▶ **Task**:
Exactly reproduce each line of the listing that follows.

▶ **Extracted records**:
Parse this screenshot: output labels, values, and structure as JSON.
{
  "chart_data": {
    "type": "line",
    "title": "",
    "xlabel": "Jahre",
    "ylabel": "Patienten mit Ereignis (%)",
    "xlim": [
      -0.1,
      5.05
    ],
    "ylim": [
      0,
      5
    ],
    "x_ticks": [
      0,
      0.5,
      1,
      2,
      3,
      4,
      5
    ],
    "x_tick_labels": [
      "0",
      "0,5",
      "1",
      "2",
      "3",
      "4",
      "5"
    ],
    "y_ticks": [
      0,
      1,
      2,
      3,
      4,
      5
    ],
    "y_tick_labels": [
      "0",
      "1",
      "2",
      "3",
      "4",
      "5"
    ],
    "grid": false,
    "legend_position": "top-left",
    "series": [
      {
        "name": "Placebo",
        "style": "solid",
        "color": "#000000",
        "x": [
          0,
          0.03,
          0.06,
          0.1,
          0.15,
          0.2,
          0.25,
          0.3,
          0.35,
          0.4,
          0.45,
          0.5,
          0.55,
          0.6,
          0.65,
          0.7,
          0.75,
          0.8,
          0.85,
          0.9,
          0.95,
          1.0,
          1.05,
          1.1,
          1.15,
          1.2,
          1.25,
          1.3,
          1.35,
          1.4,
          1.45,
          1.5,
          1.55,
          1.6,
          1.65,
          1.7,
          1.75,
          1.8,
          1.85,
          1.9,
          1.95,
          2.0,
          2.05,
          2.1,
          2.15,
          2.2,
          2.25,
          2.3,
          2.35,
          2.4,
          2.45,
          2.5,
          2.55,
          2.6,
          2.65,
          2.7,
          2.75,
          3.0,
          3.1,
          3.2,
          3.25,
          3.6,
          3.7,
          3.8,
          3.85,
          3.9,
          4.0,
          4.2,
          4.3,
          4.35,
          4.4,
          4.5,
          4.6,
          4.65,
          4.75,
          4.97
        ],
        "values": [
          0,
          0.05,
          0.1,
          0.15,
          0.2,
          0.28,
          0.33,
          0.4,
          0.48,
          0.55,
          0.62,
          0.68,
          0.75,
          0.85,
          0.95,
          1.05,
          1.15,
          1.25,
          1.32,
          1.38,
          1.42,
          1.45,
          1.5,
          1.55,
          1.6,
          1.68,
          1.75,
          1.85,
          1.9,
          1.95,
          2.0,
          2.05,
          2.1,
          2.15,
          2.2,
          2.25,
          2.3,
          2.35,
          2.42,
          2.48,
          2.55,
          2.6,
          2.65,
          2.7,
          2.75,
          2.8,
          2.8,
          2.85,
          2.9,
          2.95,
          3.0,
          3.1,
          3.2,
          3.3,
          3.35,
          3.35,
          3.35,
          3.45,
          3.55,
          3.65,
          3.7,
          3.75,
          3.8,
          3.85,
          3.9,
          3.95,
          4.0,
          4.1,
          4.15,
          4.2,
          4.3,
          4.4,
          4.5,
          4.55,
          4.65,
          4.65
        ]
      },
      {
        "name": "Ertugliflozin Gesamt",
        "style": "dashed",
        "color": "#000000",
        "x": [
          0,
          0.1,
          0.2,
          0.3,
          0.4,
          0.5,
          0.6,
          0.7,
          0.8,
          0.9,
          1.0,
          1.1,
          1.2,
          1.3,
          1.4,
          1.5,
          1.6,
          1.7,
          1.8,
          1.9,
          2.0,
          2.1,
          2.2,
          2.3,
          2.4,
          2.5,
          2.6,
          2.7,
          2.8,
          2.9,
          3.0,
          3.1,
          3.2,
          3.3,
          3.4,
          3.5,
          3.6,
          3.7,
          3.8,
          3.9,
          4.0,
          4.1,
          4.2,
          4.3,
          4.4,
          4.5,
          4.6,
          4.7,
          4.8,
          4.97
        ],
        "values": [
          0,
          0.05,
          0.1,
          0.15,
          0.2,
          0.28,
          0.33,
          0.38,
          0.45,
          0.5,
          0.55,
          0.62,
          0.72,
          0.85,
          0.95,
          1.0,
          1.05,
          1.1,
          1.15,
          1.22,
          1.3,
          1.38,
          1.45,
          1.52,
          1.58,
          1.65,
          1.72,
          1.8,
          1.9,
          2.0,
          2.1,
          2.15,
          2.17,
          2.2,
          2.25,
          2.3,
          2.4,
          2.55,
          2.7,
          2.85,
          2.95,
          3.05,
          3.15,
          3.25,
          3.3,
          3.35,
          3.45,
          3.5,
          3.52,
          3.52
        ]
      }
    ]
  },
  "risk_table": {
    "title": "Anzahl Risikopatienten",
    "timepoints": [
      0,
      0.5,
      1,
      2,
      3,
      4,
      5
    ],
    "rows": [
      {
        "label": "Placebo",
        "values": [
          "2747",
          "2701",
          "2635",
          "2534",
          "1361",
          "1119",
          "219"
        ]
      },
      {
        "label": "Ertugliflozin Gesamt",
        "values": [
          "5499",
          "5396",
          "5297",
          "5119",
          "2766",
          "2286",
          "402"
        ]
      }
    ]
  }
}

▶ **Finished answer**:
Parse this screenshot: output labels, values, and structure as JSON.
{
  "chart_data": {
    "type": "line",
    "title": "",
    "xlabel": "Jahre",
    "ylabel": "Patienten mit Ereignis (%)",
    "xlim": [
      -0.1,
      5.05
    ],
    "ylim": [
      0,
      5
    ],
    "x_ticks": [
      0,
      0.5,
      1,
      2,
      3,
      4,
      5
    ],
    "x_tick_labels": [
      "0",
      "0,5",
      "1",
      "2",
      "3",
      "4",
      "5"
    ],
    "y_ticks": [
      0,
      1,
      2,
      3,
      4,
      5
    ],
    "y_tick_labels": [
      "0",
      "1",
      "2",
      "3",
      "4",
      "5"
    ],
    "grid": false,
    "legend_position": "top-left",
    "series": [
      {
        "name": "Placebo",
        "style": "solid",
        "color": "#000000",
        "x": [
          0,
          0.03,
          0.06,
          0.1,
          0.15,
          0.2,
          0.25,
          0.3,
          0.35,
          0.4,
          0.45,
          0.5,
          0.55,
          0.6,
          0.65,
          0.7,
          0.75,
          0.8,
          0.85,
          0.9,
          0.95,
          1.0,
          1.05,
          1.1,
          1.15,
          1.2,
          1.25,
          1.3,
          1.35,
          1.4,
          1.45,
          1.5,
          1.55,
          1.6,
          1.65,
          1.7,
          1.75,
          1.8,
          1.85,
          1.9,
          1.95,
          2.0,
          2.05,
          2.1,
          2.15,
          2.2,
          2.25,
          2.3,
          2.35,
          2.4,
          2.45,
          2.5,
          2.55,
          2.6,
          2.65,
          2.7,
          2.75,
          3.0,
          3.1,
          3.2,
          3.25,
          3.6,
          3.7,
          3.8,
          3.85,
          3.9,
          4.0,
          4.2,
          4.3,
          4.35,
          4.4,
          4.5,
          4.6,
          4.65,
          4.75,
          4.97
        ],
        "values": [
          0,
          0.05,
          0.1,
          0.15,
          0.2,
          0.28,
          0.33,
          0.4,
          0.48,
          0.55,
          0.62,
          0.68,
          0.75,
          0.85,
          0.95,
          1.05,
          1.15,
          1.25,
          1.32,
          1.38,
          1.42,
          1.45,
          1.5,
          1.55,
          1.6,
          1.68,
          1.75,
          1.85,
          1.9,
          1.95,
          2.0,
          2.05,
          2.1,
          2.15,
          2.2,
          2.25,
          2.3,
          2.35,
          2.42,
          2.48,
          2.55,
          2.6,
          2.65,
          2.7,
          2.75,
          2.8,
          2.8,
          2.85,
          2.9,
          2.95,
          3.0,
          3.1,
          3.2,
          3.3,
          3.35,
          3.35,
          3.35,
          3.45,
          3.55,
          3.65,
          3.7,
          3.75,
          3.8,
          3.85,
          3.9,
          3.95,
          4.0,
          4.1,
          4.15,
          4.2,
          4.3,
          4.4,
          4.5,
          4.55,
          4.65,
          4.65
        ]
      },
      {
        "name": "Ertugliflozin Gesamt",
        "style": "dashed",
        "color": "#000000",
        "x": [
          0,
          0.1,
          0.2,
          0.3,
          0.4,
          0.5,
          0.6,
          0.7,
          0.8,
          0.9,
          1.0,
          1.1,
          1.2,
          1.3,
          1.4,
          1.5,
          1.6,
          1.7,
          1.8,
          1.9,
          2.0,
          2.1,
          2.2,
          2.3,
          2.4,
          2.5,
          2.6,
          2.7,
          2.8,
          2.9,
          3.0,
          3.1,
          3.2,
          3.3,
          3.4,
          3.5,
          3.6,
          3.7,
          3.8,
          3.9,
          4.0,
          4.1,
          4.2,
          4.3,
          4.4,
          4.5,
          4.6,
          4.7,
          4.8,
          4.97
        ],
        "values": [
          0,
          0.05,
          0.1,
          0.15,
          0.2,
          0.28,
          0.33,
          0.38,
          0.45,
          0.5,
          0.55,
          0.62,
          0.72,
          0.85,
          0.95,
          1.0,
          1.05,
          1.1,
          1.15,
          1.22,
          1.3,
          1.38,
          1.45,
          1.52,
          1.58,
          1.65,
          1.72,
          1.8,
          1.9,
          2.0,
          2.1,
          2.15,
          2.17,
          2.2,
          2.25,
          2.3,
          2.4,
          2.55,
          2.7,
          2.85,
          2.95,
          3.05,
          3.15,
          3.25,
          3.3,
          3.35,
          3.45,
          3.5,
          3.52,
          3.52
        ]
      }
    ]
  },
  "risk_table": {
    "title": "Anzahl Risikopatienten",
    "timepoints": [
      0,
      0.5,
      1,
      2,
      3,
      4,
      5
    ],
    "rows": [
      {
        "label": "Placebo",
        "values": [
          "2747",
          "2701",
          "2635",
          "2534",
          "1361",
          "1119",
          "219"
        ]
      },
      {
        "label": "Ertugliflozin Gesamt",
        "values": [
          "5499",
          "5396",
          "5297",
          "5119",
          "2766",
          "2286",
          "402"
        ]
      }
    ]
  }
}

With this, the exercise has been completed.